▸ WHAT TO PRODUCE
Return every record exactly as written.

LISTED RECORDS start

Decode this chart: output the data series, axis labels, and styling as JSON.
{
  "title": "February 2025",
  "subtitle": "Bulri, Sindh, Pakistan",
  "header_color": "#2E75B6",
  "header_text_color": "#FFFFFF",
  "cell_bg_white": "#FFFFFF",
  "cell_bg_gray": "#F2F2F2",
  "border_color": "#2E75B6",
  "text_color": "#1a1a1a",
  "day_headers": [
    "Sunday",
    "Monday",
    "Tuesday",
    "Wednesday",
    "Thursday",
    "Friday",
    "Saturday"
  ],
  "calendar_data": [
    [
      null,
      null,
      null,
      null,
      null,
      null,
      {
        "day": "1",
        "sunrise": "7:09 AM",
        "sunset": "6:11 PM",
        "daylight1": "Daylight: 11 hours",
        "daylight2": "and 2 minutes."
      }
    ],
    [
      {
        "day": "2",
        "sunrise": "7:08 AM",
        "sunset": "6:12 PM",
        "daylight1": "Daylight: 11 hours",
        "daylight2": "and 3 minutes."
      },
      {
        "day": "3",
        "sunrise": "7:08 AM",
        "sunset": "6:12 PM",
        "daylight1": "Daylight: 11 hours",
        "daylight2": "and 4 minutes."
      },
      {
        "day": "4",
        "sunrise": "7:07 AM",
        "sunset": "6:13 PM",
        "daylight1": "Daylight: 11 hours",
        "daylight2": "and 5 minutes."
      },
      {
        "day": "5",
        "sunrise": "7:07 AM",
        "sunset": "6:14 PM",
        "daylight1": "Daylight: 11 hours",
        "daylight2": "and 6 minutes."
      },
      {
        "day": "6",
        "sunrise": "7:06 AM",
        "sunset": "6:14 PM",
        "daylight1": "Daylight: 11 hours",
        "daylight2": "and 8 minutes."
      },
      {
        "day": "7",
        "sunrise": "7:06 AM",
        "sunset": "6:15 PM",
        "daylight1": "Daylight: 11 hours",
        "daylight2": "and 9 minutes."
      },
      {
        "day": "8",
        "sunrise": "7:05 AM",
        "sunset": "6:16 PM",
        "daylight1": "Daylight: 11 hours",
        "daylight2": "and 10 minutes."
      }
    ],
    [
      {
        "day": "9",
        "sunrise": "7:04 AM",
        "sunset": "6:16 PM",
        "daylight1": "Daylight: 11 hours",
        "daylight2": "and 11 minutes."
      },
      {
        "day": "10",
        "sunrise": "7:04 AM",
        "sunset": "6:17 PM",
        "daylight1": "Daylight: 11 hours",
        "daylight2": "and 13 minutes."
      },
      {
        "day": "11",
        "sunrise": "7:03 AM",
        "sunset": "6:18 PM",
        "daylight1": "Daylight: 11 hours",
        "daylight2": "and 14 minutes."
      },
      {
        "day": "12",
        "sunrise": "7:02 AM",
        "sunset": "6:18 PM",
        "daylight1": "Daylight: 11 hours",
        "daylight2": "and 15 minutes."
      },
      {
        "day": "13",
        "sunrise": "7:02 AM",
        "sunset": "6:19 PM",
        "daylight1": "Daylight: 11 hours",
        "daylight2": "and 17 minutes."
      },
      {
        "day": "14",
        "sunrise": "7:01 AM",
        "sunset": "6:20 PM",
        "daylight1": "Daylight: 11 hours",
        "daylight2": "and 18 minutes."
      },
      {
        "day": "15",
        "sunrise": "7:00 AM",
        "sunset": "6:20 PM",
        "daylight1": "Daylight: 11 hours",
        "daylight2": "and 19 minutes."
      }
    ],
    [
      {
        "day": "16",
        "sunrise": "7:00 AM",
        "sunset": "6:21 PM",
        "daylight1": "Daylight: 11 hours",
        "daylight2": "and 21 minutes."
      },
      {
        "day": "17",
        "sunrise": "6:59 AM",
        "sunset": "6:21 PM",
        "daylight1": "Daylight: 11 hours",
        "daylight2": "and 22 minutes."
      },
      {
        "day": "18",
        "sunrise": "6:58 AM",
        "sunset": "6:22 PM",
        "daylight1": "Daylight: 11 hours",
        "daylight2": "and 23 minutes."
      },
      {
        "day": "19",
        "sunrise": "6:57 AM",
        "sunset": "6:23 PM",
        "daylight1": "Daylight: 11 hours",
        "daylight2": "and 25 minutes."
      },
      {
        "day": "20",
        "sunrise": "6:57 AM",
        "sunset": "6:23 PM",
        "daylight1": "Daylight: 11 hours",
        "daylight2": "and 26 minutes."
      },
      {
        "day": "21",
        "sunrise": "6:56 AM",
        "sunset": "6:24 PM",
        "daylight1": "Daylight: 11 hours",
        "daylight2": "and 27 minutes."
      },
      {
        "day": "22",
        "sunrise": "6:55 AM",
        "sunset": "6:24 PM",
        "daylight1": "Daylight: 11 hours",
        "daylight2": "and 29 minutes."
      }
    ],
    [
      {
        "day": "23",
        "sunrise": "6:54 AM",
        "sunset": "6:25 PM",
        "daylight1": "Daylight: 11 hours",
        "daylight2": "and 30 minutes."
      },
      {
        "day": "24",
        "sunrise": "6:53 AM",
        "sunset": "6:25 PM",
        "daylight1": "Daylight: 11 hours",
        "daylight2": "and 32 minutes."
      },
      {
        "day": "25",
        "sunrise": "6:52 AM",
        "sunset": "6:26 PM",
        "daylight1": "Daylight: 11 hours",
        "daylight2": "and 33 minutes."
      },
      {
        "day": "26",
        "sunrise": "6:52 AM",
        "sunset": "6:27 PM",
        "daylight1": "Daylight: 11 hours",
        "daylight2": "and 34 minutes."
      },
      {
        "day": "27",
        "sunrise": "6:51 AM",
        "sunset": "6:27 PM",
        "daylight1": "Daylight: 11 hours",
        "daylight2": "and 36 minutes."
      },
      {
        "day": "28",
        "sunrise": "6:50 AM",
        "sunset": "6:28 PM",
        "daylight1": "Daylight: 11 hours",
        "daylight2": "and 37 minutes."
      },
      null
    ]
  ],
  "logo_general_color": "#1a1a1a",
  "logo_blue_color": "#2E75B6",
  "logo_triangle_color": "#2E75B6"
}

LISTED RECORDS end

▸ RESPONSE TO THE EXERCISE
Decode this chart: output the data series, axis labels, and styling as JSON.
{
  "title": "February 2025",
  "subtitle": "Bulri, Sindh, Pakistan",
  "header_color": "#2E75B6",
  "header_text_color": "#FFFFFF",
  "cell_bg_white": "#FFFFFF",
  "cell_bg_gray": "#F2F2F2",
  "border_color": "#2E75B6",
  "text_color": "#1a1a1a",
  "day_headers": [
    "Sunday",
    "Monday",
    "Tuesday",
    "Wednesday",
    "Thursday",
    "Friday",
    "Saturday"
  ],
  "calendar_data": [
    [
      null,
      null,
      null,
      null,
      null,
      null,
      {
        "day": "1",
        "sunrise": "7:09 AM",
        "sunset": "6:11 PM",
        "daylight1": "Daylight: 11 hours",
        "daylight2": "and 2 minutes."
      }
    ],
    [
      {
        "day": "2",
        "sunrise": "7:08 AM",
        "sunset": "6:12 PM",
        "daylight1": "Daylight: 11 hours",
        "daylight2": "and 3 minutes."
      },
      {
        "day": "3",
        "sunrise": "7:08 AM",
        "sunset": "6:12 PM",
        "daylight1": "Daylight: 11 hours",
        "daylight2": "and 4 minutes."
      },
      {
        "day": "4",
        "sunrise": "7:07 AM",
        "sunset": "6:13 PM",
        "daylight1": "Daylight: 11 hours",
        "daylight2": "and 5 minutes."
      },
      {
        "day": "5",
        "sunrise": "7:07 AM",
        "sunset": "6:14 PM",
        "daylight1": "Daylight: 11 hours",
        "daylight2": "and 6 minutes."
      },
      {
        "day": "6",
        "sunrise": "7:06 AM",
        "sunset": "6:14 PM",
        "daylight1": "Daylight: 11 hours",
        "daylight2": "and 8 minutes."
      },
      {
        "day": "7",
        "sunrise": "7:06 AM",
        "sunset": "6:15 PM",
        "daylight1": "Daylight: 11 hours",
        "daylight2": "and 9 minutes."
      },
      {
        "day": "8",
        "sunrise": "7:05 AM",
        "sunset": "6:16 PM",
        "daylight1": "Daylight: 11 hours",
        "daylight2": "and 10 minutes."
      }
    ],
    [
      {
        "day": "9",
        "sunrise": "7:04 AM",
        "sunset": "6:16 PM",
        "daylight1": "Daylight: 11 hours",
        "daylight2": "and 11 minutes."
      },
      {
        "day": "10",
        "sunrise": "7:04 AM",
        "sunset": "6:17 PM",
        "daylight1": "Daylight: 11 hours",
        "daylight2": "and 13 minutes."
      },
      {
        "day": "11",
        "sunrise": "7:03 AM",
        "sunset": "6:18 PM",
        "daylight1": "Daylight: 11 hours",
        "daylight2": "and 14 minutes."
      },
      {
        "day": "12",
        "sunrise": "7:02 AM",
        "sunset": "6:18 PM",
        "daylight1": "Daylight: 11 hours",
        "daylight2": "and 15 minutes."
      },
      {
        "day": "13",
        "sunrise": "7:02 AM",
        "sunset": "6:19 PM",
        "daylight1": "Daylight: 11 hours",
        "daylight2": "and 17 minutes."
      },
      {
        "day": "14",
        "sunrise": "7:01 AM",
        "sunset": "6:20 PM",
        "daylight1": "Daylight: 11 hours",
        "daylight2": "and 18 minutes."
      },
      {
        "day": "15",
        "sunrise": "7:00 AM",
        "sunset": "6:20 PM",
        "daylight1": "Daylight: 11 hours",
        "daylight2": "and 19 minutes."
      }
    ],
    [
      {
        "day": "16",
        "sunrise": "7:00 AM",
        "sunset": "6:21 PM",
        "daylight1": "Daylight: 11 hours",
        "daylight2": "and 21 minutes."
      },
      {
        "day": "17",
        "sunrise": "6:59 AM",
        "sunset": "6:21 PM",
        "daylight1": "Daylight: 11 hours",
        "daylight2": "and 22 minutes."
      },
      {
        "day": "18",
        "sunrise": "6:58 AM",
        "sunset": "6:22 PM",
        "daylight1": "Daylight: 11 hours",
        "daylight2": "and 23 minutes."
      },
      {
        "day": "19",
        "sunrise": "6:57 AM",
        "sunset": "6:23 PM",
        "daylight1": "Daylight: 11 hours",
        "daylight2": "and 25 minutes."
      },
      {
        "day": "20",
        "sunrise": "6:57 AM",
        "sunset": "6:23 PM",
        "daylight1": "Daylight: 11 hours",
        "daylight2": "and 26 minutes."
      },
      {
        "day": "21",
        "sunrise": "6:56 AM",
        "sunset": "6:24 PM",
        "daylight1": "Daylight: 11 hours",
        "daylight2": "and 27 minutes."
      },
      {
        "day": "22",
        "sunrise": "6:55 AM",
        "sunset": "6:24 PM",
        "daylight1": "Daylight: 11 hours",
        "daylight2": "and 29 minutes."
      }
    ],
    [
      {
        "day": "23",
        "sunrise": "6:54 AM",
        "sunset": "6:25 PM",
        "daylight1": "Daylight: 11 hours",
        "daylight2": "and 30 minutes."
      },
      {
        "day": "24",
        "sunrise": "6:53 AM",
        "sunset": "6:25 PM",
        "daylight1": "Daylight: 11 hours",
        "daylight2": "and 32 minutes."
      },
      {
        "day": "25",
        "sunrise": "6:52 AM",
        "sunset": "6:26 PM",
        "daylight1": "Daylight: 11 hours",
        "daylight2": "and 33 minutes."
      },
      {
        "day": "26",
        "sunrise": "6:52 AM",
        "sunset": "6:27 PM",
        "daylight1": "Daylight: 11 hours",
        "daylight2": "and 34 minutes."
      },
      {
        "day": "27",
        "sunrise": "6:51 AM",
        "sunset": "6:27 PM",
        "daylight1": "Daylight: 11 hours",
        "daylight2": "and 36 minutes."
      },
      {
        "day": "28",
        "sunrise": "6:50 AM",
        "sunset": "6:28 PM",
        "daylight1": "Daylight: 11 hours",
        "daylight2": "and 37 minutes."
      },
      null
    ]
  ],
  "logo_general_color": "#1a1a1a",
  "logo_blue_color": "#2E75B6",
  "logo_triangle_color": "#2E75B6"
}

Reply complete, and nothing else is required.